Rows from a dataset
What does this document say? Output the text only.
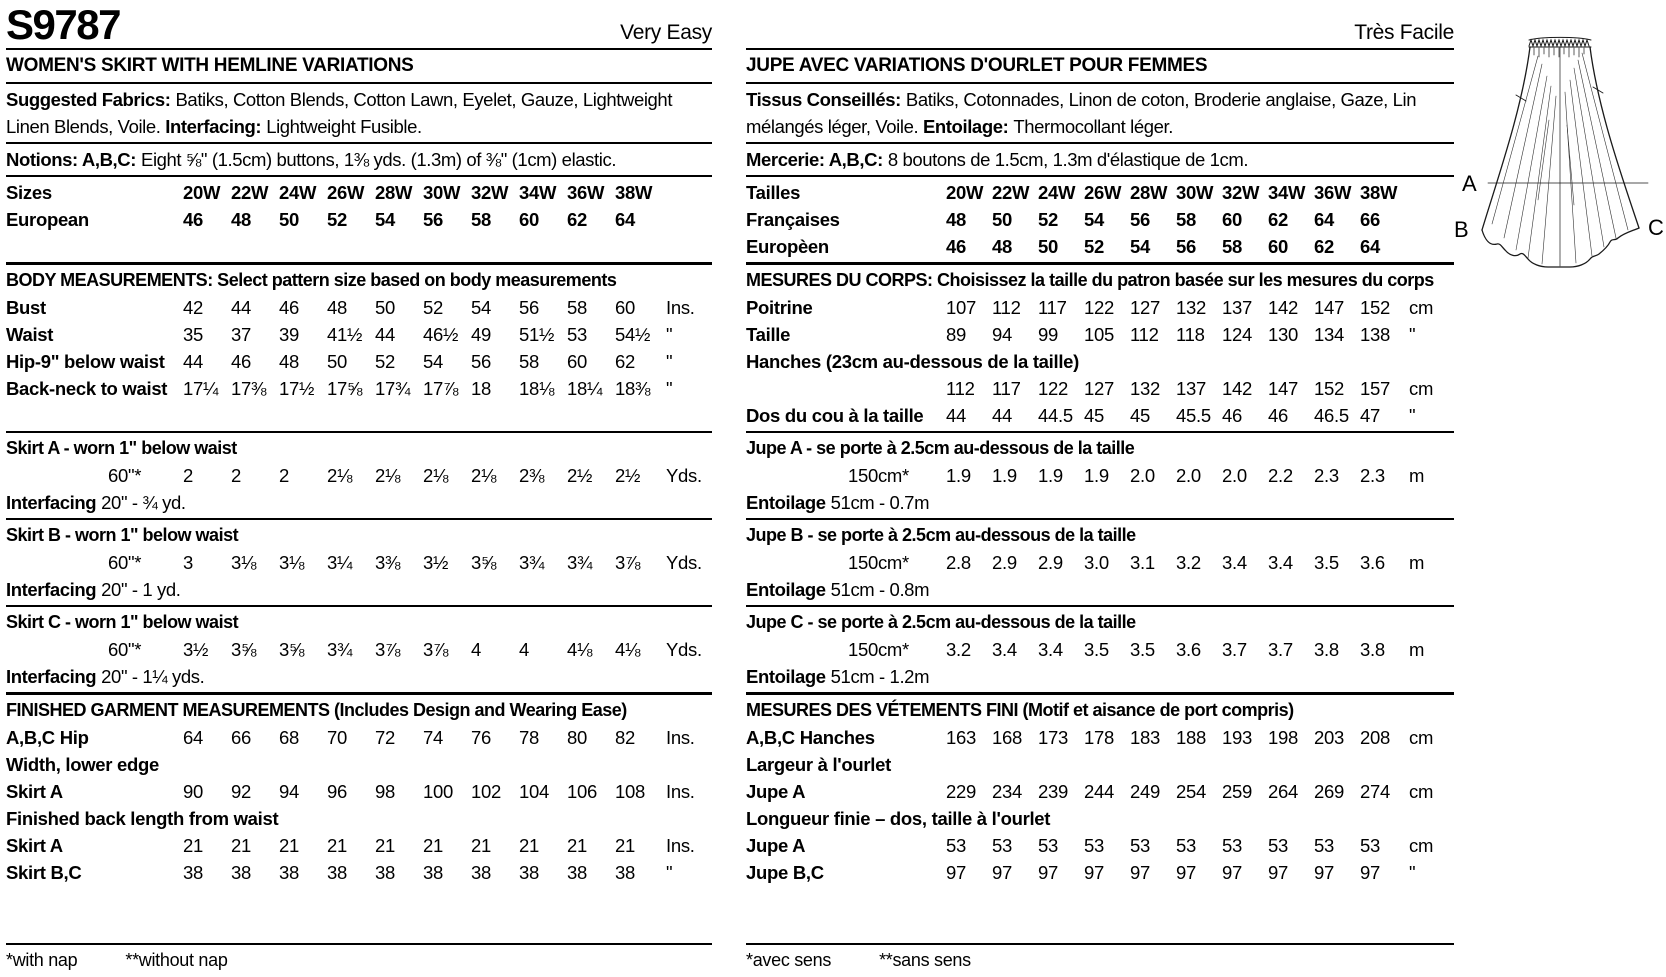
S9787	Very Easy
WOMEN'S SKIRT WITH HEMLINE VARIATIONS
Suggested Fabrics: Batiks, Cotton Blends, Cotton Lawn, Eyelet, Gauze, Lightweight Linen Blends, Voile. Interfacing: Lightweight Fusible.
Notions: A,B,C: Eight ⅝" (1.5cm) buttons, 1⅜ yds. (1.3m) of ⅜" (1cm) elastic.
Sizes	20W 22W 24W 26W 28W 30W 32W 34W 36W 38W
European	46	48	50	52	54	56	58	60	62	64
BODY MEASUREMENTS: Select pattern size based on body measurements
Bust	42	44	46	48	50	52	54	56	58	60	Ins.
Waist	35	37	39	41½ 44	46½ 49	51½ 53	54½ "
Hip-9" below waist 44	46	48	50	52	54	56	58	60	62	"
Back-neck to waist 17¼ 17⅜ 17½ 17⅝ 17¾ 17⅞ 18	18⅛ 18¼ 18⅜ "
Skirt A - worn 1" below waist
60"*	2	2	2	2⅛	2⅛	2⅛	2⅛	2⅜	2½	2½	Yds.
Interfacing 20" - ¾ yd.
Skirt B - worn 1" below waist
60"*	3	3⅛	3⅛	3¼	3⅜	3½	3⅝	3¾	3¾	3⅞	Yds.
Interfacing 20" - 1 yd.
Skirt C - worn 1" below waist
60"*	3½	3⅝	3⅝	3¾	3⅞	3⅞	4	4	4⅛	4⅛	Yds.
Interfacing 20" - 1¼ yds.
FINISHED GARMENT MEASUREMENTS (Includes Design and Wearing Ease)
A,B,C Hip	64	66	68	70	72	74	76	78	80	82	Ins.
Width, lower edge
Skirt A	90	92	94	96	98	100 102 104 106 108	Ins.
Finished back length from waist
Skirt A	21	21	21	21	21	21	21	21	21	21	Ins.
Skirt B,C	38	38	38	38	38	38	38	38	38	38	"
*with nap	**without nap
Très Facile
JUPE AVEC VARIATIONS D'OURLET POUR FEMMES
Tissus Conseillés: Batiks, Cotonnades, Linon de coton, Broderie anglaise, Gaze, Lin mélangés léger, Voile. Entoilage: Thermocollant léger.
Mercerie: A,B,C: 8 boutons de 1.5cm, 1.3m d'élastique de 1cm.
Tailles	20W 22W 24W 26W 28W 30W 32W 34W 36W 38W
Françaises	48	50	52	54	56	58	60	62	64	66
Europèen	46	48	50	52	54	56	58	60	62	64
MESURES DU CORPS: Choisissez la taille du patron basée sur les mesures du corps
Poitrine	107 112 117 122 127 132 137 142 147 152	cm
Taille	89	94	99	105 112 118 124 130 134 138	"
Hanches (23cm au-dessous de la taille)
112 117 122 127 132 137 142 147 152 157	cm
Dos du cou à la taille	44	44	44.5 45	45	45.5 46	46	46.5 47	"
Jupe A - se porte à 2.5cm au-dessous de la taille
150cm*	1.9	1.9	1.9	1.9	2.0	2.0	2.0	2.2	2.3	2.3	m
Entoilage 51cm - 0.7m
Jupe B - se porte à 2.5cm au-dessous de la taille
150cm*	2.8	2.9	2.9	3.0	3.1	3.2	3.4	3.4	3.5	3.6	m
Entoilage 51cm - 0.8m
Jupe C - se porte à 2.5cm au-dessous de la taille
150cm*	3.2	3.4	3.4	3.5	3.5	3.6	3.7	3.7	3.8	3.8	m
Entoilage 51cm - 1.2m
MESURES DES VÉTEMENTS FINI (Motif et aisance de port compris)
A,B,C Hanches	163 168 173 178 183 188 193 198 203 208	cm
Largeur à l'ourlet
Jupe A	229 234 239 244 249 254 259 264 269 274	cm
Longueur finie – dos, taille à l'ourlet
Jupe A	53	53	53	53	53	53	53	53	53	53	cm
Jupe B,C	97	97	97	97	97	97	97	97	97	97	"
*avec sens	**sans sens
A
B	C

### [To do]
Make an exact reproduction of the listing above, without any pictures.

### [Complete answer]
What does this document say? Output the text only.
S9787	Very Easy
WOMEN'S SKIRT WITH HEMLINE VARIATIONS
Suggested Fabrics: Batiks, Cotton Blends, Cotton Lawn, Eyelet, Gauze, Lightweight Linen Blends, Voile. Interfacing: Lightweight Fusible.
Notions: A,B,C: Eight ⅝" (1.5cm) buttons, 1⅜ yds. (1.3m) of ⅜" (1cm) elastic.
Sizes	20W 22W 24W 26W 28W 30W 32W 34W 36W 38W
European	46	48	50	52	54	56	58	60	62	64
BODY MEASUREMENTS: Select pattern size based on body measurements
Bust	42	44	46	48	50	52	54	56	58	60	Ins.
Waist	35	37	39	41½ 44	46½ 49	51½ 53	54½ "
Hip-9" below waist 44	46	48	50	52	54	56	58	60	62	"
Back-neck to waist 17¼ 17⅜ 17½ 17⅝ 17¾ 17⅞ 18	18⅛ 18¼ 18⅜ "
Skirt A - worn 1" below waist
60"*	2	2	2	2⅛	2⅛	2⅛	2⅛	2⅜	2½	2½	Yds.
Interfacing 20" - ¾ yd.
Skirt B - worn 1" below waist
60"*	3	3⅛	3⅛	3¼	3⅜	3½	3⅝	3¾	3¾	3⅞	Yds.
Interfacing 20" - 1 yd.
Skirt C - worn 1" below waist
60"*	3½	3⅝	3⅝	3¾	3⅞	3⅞	4	4	4⅛	4⅛	Yds.
Interfacing 20" - 1¼ yds.
FINISHED GARMENT MEASUREMENTS (Includes Design and Wearing Ease)
A,B,C Hip	64	66	68	70	72	74	76	78	80	82	Ins.
Width, lower edge
Skirt A	90	92	94	96	98	100 102 104 106 108	Ins.
Finished back length from waist
Skirt A	21	21	21	21	21	21	21	21	21	21	Ins.
Skirt B,C	38	38	38	38	38	38	38	38	38	38	"
*with nap	**without nap
Très Facile
JUPE AVEC VARIATIONS D'OURLET POUR FEMMES
Tissus Conseillés: Batiks, Cotonnades, Linon de coton, Broderie anglaise, Gaze, Lin mélangés léger, Voile. Entoilage: Thermocollant léger.
Mercerie: A,B,C: 8 boutons de 1.5cm, 1.3m d'élastique de 1cm.
Tailles	20W 22W 24W 26W 28W 30W 32W 34W 36W 38W
Françaises	48	50	52	54	56	58	60	62	64	66
Europèen	46	48	50	52	54	56	58	60	62	64
MESURES DU CORPS: Choisissez la taille du patron basée sur les mesures du corps
Poitrine	107 112 117 122 127 132 137 142 147 152	cm
Taille	89	94	99	105 112 118 124 130 134 138	"
Hanches (23cm au-dessous de la taille)
112 117 122 127 132 137 142 147 152 157	cm
Dos du cou à la taille	44	44	44.5 45	45	45.5 46	46	46.5 47	"
Jupe A - se porte à 2.5cm au-dessous de la taille
150cm*	1.9	1.9	1.9	1.9	2.0	2.0	2.0	2.2	2.3	2.3	m
Entoilage 51cm - 0.7m
Jupe B - se porte à 2.5cm au-dessous de la taille
150cm*	2.8	2.9	2.9	3.0	3.1	3.2	3.4	3.4	3.5	3.6	m
Entoilage 51cm - 0.8m
Jupe C - se porte à 2.5cm au-dessous de la taille
150cm*	3.2	3.4	3.4	3.5	3.5	3.6	3.7	3.7	3.8	3.8	m
Entoilage 51cm - 1.2m
MESURES DES VÉTEMENTS FINI (Motif et aisance de port compris)
A,B,C Hanches	163 168 173 178 183 188 193 198 203 208	cm
Largeur à l'ourlet
Jupe A	229 234 239 244 249 254 259 264 269 274	cm
Longueur finie – dos, taille à l'ourlet
Jupe A	53	53	53	53	53	53	53	53	53	53	cm
Jupe B,C	97	97	97	97	97	97	97	97	97	97	"
*avec sens	**sans sens
A
B	C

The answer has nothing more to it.